◆ **Exercise goal**
Write out the whole listing word for word.

◆ **Data records**
** Start **

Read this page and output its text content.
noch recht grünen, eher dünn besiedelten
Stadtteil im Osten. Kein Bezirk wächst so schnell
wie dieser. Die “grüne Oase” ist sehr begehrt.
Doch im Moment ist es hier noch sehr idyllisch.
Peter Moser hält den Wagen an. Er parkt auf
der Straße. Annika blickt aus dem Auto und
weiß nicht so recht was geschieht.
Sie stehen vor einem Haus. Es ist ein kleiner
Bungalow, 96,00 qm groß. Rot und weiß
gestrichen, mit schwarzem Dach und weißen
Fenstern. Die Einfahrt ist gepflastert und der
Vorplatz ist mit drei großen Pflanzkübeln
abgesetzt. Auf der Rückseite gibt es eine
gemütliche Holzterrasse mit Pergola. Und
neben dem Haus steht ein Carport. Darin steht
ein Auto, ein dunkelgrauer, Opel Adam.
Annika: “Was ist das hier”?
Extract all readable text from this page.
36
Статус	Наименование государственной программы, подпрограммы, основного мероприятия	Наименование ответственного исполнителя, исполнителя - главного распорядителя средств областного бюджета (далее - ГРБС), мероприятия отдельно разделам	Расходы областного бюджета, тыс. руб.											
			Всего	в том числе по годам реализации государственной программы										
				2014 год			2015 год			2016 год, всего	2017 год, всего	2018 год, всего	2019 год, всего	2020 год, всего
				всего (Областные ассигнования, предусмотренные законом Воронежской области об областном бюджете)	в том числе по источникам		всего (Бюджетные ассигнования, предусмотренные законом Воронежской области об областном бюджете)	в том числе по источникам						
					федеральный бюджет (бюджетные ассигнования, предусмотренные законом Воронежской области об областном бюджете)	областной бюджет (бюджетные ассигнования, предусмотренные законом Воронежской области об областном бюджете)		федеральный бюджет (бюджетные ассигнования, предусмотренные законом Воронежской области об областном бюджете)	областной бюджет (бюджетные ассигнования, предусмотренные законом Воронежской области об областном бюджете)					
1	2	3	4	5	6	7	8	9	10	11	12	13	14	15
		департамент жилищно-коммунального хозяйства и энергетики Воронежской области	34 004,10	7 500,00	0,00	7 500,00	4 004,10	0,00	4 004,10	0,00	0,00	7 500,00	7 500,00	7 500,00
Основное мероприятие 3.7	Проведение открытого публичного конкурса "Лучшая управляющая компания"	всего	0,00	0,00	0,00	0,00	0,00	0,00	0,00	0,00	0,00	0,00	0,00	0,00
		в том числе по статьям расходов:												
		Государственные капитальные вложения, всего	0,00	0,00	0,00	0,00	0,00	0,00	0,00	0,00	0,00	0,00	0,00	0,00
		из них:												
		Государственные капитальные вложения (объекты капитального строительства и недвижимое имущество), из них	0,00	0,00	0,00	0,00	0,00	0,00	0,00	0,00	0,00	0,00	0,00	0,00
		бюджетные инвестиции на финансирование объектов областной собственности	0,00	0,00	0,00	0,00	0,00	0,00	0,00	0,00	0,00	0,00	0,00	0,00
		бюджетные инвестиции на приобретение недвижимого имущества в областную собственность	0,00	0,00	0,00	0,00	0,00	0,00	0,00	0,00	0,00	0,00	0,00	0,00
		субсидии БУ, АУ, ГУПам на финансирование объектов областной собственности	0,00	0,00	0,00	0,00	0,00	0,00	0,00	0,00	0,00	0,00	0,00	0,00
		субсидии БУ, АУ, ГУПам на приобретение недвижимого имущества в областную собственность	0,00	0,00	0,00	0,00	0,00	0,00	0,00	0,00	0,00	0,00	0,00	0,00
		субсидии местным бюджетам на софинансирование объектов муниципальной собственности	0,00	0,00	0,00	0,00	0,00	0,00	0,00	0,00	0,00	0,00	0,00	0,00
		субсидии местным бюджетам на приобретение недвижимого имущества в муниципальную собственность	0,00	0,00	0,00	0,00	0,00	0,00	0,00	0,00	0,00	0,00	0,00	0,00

** End **

◆ **Written response**
Read this page and output its text content.
noch recht grünen, eher dünn besiedelten
Stadtteil im Osten. Kein Bezirk wächst so schnell
wie dieser. Die “grüne Oase” ist sehr begehrt.
Doch im Moment ist es hier noch sehr idyllisch.
Peter Moser hält den Wagen an. Er parkt auf
der Straße. Annika blickt aus dem Auto und
weiß nicht so recht was geschieht.
Sie stehen vor einem Haus. Es ist ein kleiner
Bungalow, 96,00 qm groß. Rot und weiß
gestrichen, mit schwarzem Dach und weißen
Fenstern. Die Einfahrt ist gepflastert und der
Vorplatz ist mit drei großen Pflanzkübeln
abgesetzt. Auf der Rückseite gibt es eine
gemütliche Holzterrasse mit Pergola. Und
neben dem Haus steht ein Carport. Darin steht
ein Auto, ein dunkelgrauer, Opel Adam.
Annika: “Was ist das hier”?
Extract all readable text from this page.
36
Статус	Наименование государственной программы, подпрограммы, основного мероприятия	Наименование ответственного исполнителя, исполнителя - главного распорядителя средств областного бюджета (далее - ГРБС), мероприятия отдельно разделам	Расходы областного бюджета, тыс. руб.											
			Всего	в том числе по годам реализации государственной программы										
				2014 год			2015 год			2016 год, всего	2017 год, всего	2018 год, всего	2019 год, всего	2020 год, всего
				всего (Областные ассигнования, предусмотренные законом Воронежской области об областном бюджете)	в том числе по источникам		всего (Бюджетные ассигнования, предусмотренные законом Воронежской области об областном бюджете)	в том числе по источникам						
					федеральный бюджет (бюджетные ассигнования, предусмотренные законом Воронежской области об областном бюджете)	областной бюджет (бюджетные ассигнования, предусмотренные законом Воронежской области об областном бюджете)		федеральный бюджет (бюджетные ассигнования, предусмотренные законом Воронежской области об областном бюджете)	областной бюджет (бюджетные ассигнования, предусмотренные законом Воронежской области об областном бюджете)					
1	2	3	4	5	6	7	8	9	10	11	12	13	14	15
		департамент жилищно-коммунального хозяйства и энергетики Воронежской области	34 004,10	7 500,00	0,00	7 500,00	4 004,10	0,00	4 004,10	0,00	0,00	7 500,00	7 500,00	7 500,00
Основное мероприятие 3.7	Проведение открытого публичного конкурса "Лучшая управляющая компания"	всего	0,00	0,00	0,00	0,00	0,00	0,00	0,00	0,00	0,00	0,00	0,00	0,00
		в том числе по статьям расходов:												
		Государственные капитальные вложения, всего	0,00	0,00	0,00	0,00	0,00	0,00	0,00	0,00	0,00	0,00	0,00	0,00
		из них:												
		Государственные капитальные вложения (объекты капитального строительства и недвижимое имущество), из них	0,00	0,00	0,00	0,00	0,00	0,00	0,00	0,00	0,00	0,00	0,00	0,00
		бюджетные инвестиции на финансирование объектов областной собственности	0,00	0,00	0,00	0,00	0,00	0,00	0,00	0,00	0,00	0,00	0,00	0,00
		бюджетные инвестиции на приобретение недвижимого имущества в областную собственность	0,00	0,00	0,00	0,00	0,00	0,00	0,00	0,00	0,00	0,00	0,00	0,00
		субсидии БУ, АУ, ГУПам на финансирование объектов областной собственности	0,00	0,00	0,00	0,00	0,00	0,00	0,00	0,00	0,00	0,00	0,00	0,00
		субсидии БУ, АУ, ГУПам на приобретение недвижимого имущества в областную собственность	0,00	0,00	0,00	0,00	0,00	0,00	0,00	0,00	0,00	0,00	0,00	0,00
		субсидии местным бюджетам на софинансирование объектов муниципальной собственности	0,00	0,00	0,00	0,00	0,00	0,00	0,00	0,00	0,00	0,00	0,00	0,00
		субсидии местным бюджетам на приобретение недвижимого имущества в муниципальную собственность	0,00	0,00	0,00	0,00	0,00	0,00	0,00	0,00	0,00	0,00	0,00	0,00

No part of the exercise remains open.